• Exercise directions
Records follow. Select each line holding "Middle".

• Data items
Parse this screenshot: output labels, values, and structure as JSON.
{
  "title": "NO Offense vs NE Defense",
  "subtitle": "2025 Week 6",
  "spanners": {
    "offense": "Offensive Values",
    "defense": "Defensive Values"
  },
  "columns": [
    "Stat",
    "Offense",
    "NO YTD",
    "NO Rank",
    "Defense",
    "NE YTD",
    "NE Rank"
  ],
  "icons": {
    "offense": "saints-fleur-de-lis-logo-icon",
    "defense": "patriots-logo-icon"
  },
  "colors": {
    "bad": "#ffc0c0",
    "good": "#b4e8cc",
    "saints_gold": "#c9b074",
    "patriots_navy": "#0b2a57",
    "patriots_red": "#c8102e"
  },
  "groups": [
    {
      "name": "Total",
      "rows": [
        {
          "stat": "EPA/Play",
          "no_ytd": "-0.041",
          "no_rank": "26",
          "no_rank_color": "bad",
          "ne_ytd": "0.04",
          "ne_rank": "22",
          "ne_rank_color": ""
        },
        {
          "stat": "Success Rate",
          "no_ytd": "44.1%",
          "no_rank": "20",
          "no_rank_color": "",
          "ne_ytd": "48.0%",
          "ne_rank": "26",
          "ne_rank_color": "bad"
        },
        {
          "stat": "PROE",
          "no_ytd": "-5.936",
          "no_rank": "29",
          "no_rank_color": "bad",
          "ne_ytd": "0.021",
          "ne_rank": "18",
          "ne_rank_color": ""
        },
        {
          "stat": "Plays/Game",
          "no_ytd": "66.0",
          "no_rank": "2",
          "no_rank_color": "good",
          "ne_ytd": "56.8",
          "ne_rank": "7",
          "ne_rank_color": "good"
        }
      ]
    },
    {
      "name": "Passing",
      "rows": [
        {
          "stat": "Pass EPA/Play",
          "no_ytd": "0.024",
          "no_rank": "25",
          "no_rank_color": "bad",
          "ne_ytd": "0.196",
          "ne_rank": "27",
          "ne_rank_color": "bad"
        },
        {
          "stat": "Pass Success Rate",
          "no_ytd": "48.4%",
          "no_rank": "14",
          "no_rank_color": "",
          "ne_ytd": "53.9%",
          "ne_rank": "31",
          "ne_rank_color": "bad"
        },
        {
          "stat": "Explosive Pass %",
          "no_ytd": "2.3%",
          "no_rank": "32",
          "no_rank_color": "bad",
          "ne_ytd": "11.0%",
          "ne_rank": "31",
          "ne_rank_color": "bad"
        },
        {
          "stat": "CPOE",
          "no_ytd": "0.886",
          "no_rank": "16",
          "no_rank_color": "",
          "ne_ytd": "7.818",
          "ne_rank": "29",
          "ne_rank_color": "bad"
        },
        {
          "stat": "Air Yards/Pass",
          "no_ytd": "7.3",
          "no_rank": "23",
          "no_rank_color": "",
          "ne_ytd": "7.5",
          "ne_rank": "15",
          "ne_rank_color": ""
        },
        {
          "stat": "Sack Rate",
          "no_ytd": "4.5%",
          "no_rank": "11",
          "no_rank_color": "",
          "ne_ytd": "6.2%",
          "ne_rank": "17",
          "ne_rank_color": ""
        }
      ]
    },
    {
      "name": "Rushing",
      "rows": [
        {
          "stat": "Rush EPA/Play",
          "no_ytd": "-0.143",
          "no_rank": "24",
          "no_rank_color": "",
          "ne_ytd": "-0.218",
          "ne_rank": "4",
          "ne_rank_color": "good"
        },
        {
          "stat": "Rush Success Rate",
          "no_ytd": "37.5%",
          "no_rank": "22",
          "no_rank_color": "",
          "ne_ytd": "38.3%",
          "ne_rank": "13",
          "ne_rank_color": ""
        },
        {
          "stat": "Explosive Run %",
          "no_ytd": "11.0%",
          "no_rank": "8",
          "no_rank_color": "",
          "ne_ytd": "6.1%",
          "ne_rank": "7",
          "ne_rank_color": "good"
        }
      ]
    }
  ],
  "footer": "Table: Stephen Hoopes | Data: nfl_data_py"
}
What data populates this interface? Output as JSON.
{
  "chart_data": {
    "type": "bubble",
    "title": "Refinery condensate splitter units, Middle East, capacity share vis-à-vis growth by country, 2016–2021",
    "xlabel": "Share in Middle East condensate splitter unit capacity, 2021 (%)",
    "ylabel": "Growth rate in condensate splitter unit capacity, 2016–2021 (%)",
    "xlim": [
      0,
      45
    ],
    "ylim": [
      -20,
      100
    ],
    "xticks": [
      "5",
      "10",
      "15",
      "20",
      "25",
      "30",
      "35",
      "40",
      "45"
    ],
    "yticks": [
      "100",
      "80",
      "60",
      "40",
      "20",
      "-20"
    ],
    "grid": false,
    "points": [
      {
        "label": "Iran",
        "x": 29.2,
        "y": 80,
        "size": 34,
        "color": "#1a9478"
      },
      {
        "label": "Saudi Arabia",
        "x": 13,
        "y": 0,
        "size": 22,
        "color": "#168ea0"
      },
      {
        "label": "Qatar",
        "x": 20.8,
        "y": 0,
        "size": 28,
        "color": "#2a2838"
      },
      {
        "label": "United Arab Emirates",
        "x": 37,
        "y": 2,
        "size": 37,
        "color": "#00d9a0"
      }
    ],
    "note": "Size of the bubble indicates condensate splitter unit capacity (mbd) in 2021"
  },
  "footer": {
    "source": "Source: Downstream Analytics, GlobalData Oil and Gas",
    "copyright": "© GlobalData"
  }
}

• Task answer
    "title": "Refinery condensate splitter units, Middle East, capacity share vis-à-vis growth by country, 2016–2021",
    "xlabel": "Share in Middle East condensate splitter unit capacity, 2021 (%)",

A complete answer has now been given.